Send back all the data below, exactly as given.
- - - -
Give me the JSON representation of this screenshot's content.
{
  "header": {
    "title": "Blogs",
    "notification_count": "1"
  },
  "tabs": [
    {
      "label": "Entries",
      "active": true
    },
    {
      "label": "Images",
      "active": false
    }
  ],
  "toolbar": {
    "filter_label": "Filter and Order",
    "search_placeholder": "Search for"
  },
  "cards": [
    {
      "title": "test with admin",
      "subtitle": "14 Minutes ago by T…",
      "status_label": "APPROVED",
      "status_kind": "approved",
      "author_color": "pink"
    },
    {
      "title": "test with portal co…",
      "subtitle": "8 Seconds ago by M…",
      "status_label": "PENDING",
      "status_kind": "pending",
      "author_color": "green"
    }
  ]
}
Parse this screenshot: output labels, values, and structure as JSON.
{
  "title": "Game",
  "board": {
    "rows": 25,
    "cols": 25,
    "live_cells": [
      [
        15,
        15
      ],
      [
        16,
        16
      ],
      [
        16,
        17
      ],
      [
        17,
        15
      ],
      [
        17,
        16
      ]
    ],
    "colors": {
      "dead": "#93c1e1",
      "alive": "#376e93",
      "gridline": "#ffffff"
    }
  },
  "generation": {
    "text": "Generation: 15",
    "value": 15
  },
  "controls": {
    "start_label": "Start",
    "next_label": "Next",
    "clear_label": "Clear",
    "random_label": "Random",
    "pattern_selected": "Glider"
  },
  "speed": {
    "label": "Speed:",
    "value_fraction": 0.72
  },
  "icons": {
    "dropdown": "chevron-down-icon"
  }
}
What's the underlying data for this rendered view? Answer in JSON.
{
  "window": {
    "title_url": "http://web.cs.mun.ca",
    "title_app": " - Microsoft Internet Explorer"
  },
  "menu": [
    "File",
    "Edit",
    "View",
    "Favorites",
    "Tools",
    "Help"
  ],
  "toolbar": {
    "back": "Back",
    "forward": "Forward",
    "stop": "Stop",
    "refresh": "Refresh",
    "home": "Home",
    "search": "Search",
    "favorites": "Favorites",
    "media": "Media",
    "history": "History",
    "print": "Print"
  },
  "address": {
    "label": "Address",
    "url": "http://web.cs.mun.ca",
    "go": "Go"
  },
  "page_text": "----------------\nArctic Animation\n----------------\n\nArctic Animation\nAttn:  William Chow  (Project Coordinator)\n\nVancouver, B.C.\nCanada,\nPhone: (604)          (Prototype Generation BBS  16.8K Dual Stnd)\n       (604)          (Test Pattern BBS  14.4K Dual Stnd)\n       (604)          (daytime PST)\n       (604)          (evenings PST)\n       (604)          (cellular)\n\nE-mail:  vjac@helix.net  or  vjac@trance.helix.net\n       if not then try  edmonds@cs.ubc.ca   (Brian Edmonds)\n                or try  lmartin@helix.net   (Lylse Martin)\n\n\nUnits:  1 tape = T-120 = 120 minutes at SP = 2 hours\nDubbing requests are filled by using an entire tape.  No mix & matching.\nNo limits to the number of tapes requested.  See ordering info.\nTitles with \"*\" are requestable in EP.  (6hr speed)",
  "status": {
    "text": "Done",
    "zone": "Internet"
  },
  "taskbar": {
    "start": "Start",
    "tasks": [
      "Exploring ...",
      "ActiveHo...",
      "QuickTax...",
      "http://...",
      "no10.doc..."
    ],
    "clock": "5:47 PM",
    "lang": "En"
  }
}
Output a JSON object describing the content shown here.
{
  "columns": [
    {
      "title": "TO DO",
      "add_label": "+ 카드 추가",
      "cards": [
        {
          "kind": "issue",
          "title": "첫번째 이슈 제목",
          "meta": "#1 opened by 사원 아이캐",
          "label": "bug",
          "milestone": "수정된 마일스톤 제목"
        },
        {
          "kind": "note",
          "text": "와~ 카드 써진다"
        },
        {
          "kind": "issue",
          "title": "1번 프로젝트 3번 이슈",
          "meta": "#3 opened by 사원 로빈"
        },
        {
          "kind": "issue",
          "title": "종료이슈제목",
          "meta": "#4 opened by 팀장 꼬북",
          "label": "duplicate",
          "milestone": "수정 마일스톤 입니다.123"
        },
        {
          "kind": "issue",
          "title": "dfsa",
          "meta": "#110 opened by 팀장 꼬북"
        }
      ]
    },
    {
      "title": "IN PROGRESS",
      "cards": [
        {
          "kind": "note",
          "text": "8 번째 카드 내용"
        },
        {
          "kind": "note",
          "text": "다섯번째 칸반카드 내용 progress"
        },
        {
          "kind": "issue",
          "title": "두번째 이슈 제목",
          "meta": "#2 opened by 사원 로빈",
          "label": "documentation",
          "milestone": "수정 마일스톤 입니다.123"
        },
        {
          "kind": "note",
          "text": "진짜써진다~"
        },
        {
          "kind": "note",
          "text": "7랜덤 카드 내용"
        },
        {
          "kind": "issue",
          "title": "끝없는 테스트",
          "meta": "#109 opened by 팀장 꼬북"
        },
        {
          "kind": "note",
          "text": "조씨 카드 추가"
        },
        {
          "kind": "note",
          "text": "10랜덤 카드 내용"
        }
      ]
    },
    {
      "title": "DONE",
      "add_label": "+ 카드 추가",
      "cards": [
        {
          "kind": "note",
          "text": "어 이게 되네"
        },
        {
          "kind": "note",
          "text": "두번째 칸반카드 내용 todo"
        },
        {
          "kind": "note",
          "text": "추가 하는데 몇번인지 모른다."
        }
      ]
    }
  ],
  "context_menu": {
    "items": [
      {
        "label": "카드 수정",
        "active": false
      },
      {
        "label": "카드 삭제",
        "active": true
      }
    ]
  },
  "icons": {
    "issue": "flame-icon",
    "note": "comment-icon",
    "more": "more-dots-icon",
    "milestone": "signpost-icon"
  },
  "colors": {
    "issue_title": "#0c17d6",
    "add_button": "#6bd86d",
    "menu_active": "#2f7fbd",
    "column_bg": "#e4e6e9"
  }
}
- - - -
Solution below ->
Give me the JSON representation of this screenshot's content.
{
  "header": {
    "title": "Blogs",
    "notification_count": "1"
  },
  "tabs": [
    {
      "label": "Entries",
      "active": true
    },
    {
      "label": "Images",
      "active": false
    }
  ],
  "toolbar": {
    "filter_label": "Filter and Order",
    "search_placeholder": "Search for"
  },
  "cards": [
    {
      "title": "test with admin",
      "subtitle": "14 Minutes ago by T…",
      "status_label": "APPROVED",
      "status_kind": "approved",
      "author_color": "pink"
    },
    {
      "title": "test with portal co…",
      "subtitle": "8 Seconds ago by M…",
      "status_label": "PENDING",
      "status_kind": "pending",
      "author_color": "green"
    }
  ]
}
Parse this screenshot: output labels, values, and structure as JSON.
{
  "title": "Game",
  "board": {
    "rows": 25,
    "cols": 25,
    "live_cells": [
      [
        15,
        15
      ],
      [
        16,
        16
      ],
      [
        16,
        17
      ],
      [
        17,
        15
      ],
      [
        17,
        16
      ]
    ],
    "colors": {
      "dead": "#93c1e1",
      "alive": "#376e93",
      "gridline": "#ffffff"
    }
  },
  "generation": {
    "text": "Generation: 15",
    "value": 15
  },
  "controls": {
    "start_label": "Start",
    "next_label": "Next",
    "clear_label": "Clear",
    "random_label": "Random",
    "pattern_selected": "Glider"
  },
  "speed": {
    "label": "Speed:",
    "value_fraction": 0.72
  },
  "icons": {
    "dropdown": "chevron-down-icon"
  }
}
What's the underlying data for this rendered view? Answer in JSON.
{
  "window": {
    "title_url": "http://web.cs.mun.ca",
    "title_app": " - Microsoft Internet Explorer"
  },
  "menu": [
    "File",
    "Edit",
    "View",
    "Favorites",
    "Tools",
    "Help"
  ],
  "toolbar": {
    "back": "Back",
    "forward": "Forward",
    "stop": "Stop",
    "refresh": "Refresh",
    "home": "Home",
    "search": "Search",
    "favorites": "Favorites",
    "media": "Media",
    "history": "History",
    "print": "Print"
  },
  "address": {
    "label": "Address",
    "url": "http://web.cs.mun.ca",
    "go": "Go"
  },
  "page_text": "----------------\nArctic Animation\n----------------\n\nArctic Animation\nAttn:  William Chow  (Project Coordinator)\n\nVancouver, B.C.\nCanada,\nPhone: (604)          (Prototype Generation BBS  16.8K Dual Stnd)\n       (604)          (Test Pattern BBS  14.4K Dual Stnd)\n       (604)          (daytime PST)\n       (604)          (evenings PST)\n       (604)          (cellular)\n\nE-mail:  vjac@helix.net  or  vjac@trance.helix.net\n       if not then try  edmonds@cs.ubc.ca   (Brian Edmonds)\n                or try  lmartin@helix.net   (Lylse Martin)\n\n\nUnits:  1 tape = T-120 = 120 minutes at SP = 2 hours\nDubbing requests are filled by using an entire tape.  No mix & matching.\nNo limits to the number of tapes requested.  See ordering info.\nTitles with \"*\" are requestable in EP.  (6hr speed)",
  "status": {
    "text": "Done",
    "zone": "Internet"
  },
  "taskbar": {
    "start": "Start",
    "tasks": [
      "Exploring ...",
      "ActiveHo...",
      "QuickTax...",
      "http://...",
      "no10.doc..."
    ],
    "clock": "5:47 PM",
    "lang": "En"
  }
}
Output a JSON object describing the content shown here.
{
  "columns": [
    {
      "title": "TO DO",
      "add_label": "+ 카드 추가",
      "cards": [
        {
          "kind": "issue",
          "title": "첫번째 이슈 제목",
          "meta": "#1 opened by 사원 아이캐",
          "label": "bug",
          "milestone": "수정된 마일스톤 제목"
        },
        {
          "kind": "note",
          "text": "와~ 카드 써진다"
        },
        {
          "kind": "issue",
          "title": "1번 프로젝트 3번 이슈",
          "meta": "#3 opened by 사원 로빈"
        },
        {
          "kind": "issue",
          "title": "종료이슈제목",
          "meta": "#4 opened by 팀장 꼬북",
          "label": "duplicate",
          "milestone": "수정 마일스톤 입니다.123"
        },
        {
          "kind": "issue",
          "title": "dfsa",
          "meta": "#110 opened by 팀장 꼬북"
        }
      ]
    },
    {
      "title": "IN PROGRESS",
      "cards": [
        {
          "kind": "note",
          "text": "8 번째 카드 내용"
        },
        {
          "kind": "note",
          "text": "다섯번째 칸반카드 내용 progress"
        },
        {
          "kind": "issue",
          "title": "두번째 이슈 제목",
          "meta": "#2 opened by 사원 로빈",
          "label": "documentation",
          "milestone": "수정 마일스톤 입니다.123"
        },
        {
          "kind": "note",
          "text": "진짜써진다~"
        },
        {
          "kind": "note",
          "text": "7랜덤 카드 내용"
        },
        {
          "kind": "issue",
          "title": "끝없는 테스트",
          "meta": "#109 opened by 팀장 꼬북"
        },
        {
          "kind": "note",
          "text": "조씨 카드 추가"
        },
        {
          "kind": "note",
          "text": "10랜덤 카드 내용"
        }
      ]
    },
    {
      "title": "DONE",
      "add_label": "+ 카드 추가",
      "cards": [
        {
          "kind": "note",
          "text": "어 이게 되네"
        },
        {
          "kind": "note",
          "text": "두번째 칸반카드 내용 todo"
        },
        {
          "kind": "note",
          "text": "추가 하는데 몇번인지 모른다."
        }
      ]
    }
  ],
  "context_menu": {
    "items": [
      {
        "label": "카드 수정",
        "active": false
      },
      {
        "label": "카드 삭제",
        "active": true
      }
    ]
  },
  "icons": {
    "issue": "flame-icon",
    "note": "comment-icon",
    "more": "more-dots-icon",
    "milestone": "signpost-icon"
  },
  "colors": {
    "issue_title": "#0c17d6",
    "add_button": "#6bd86d",
    "menu_active": "#2f7fbd",
    "column_bg": "#e4e6e9"
  }
}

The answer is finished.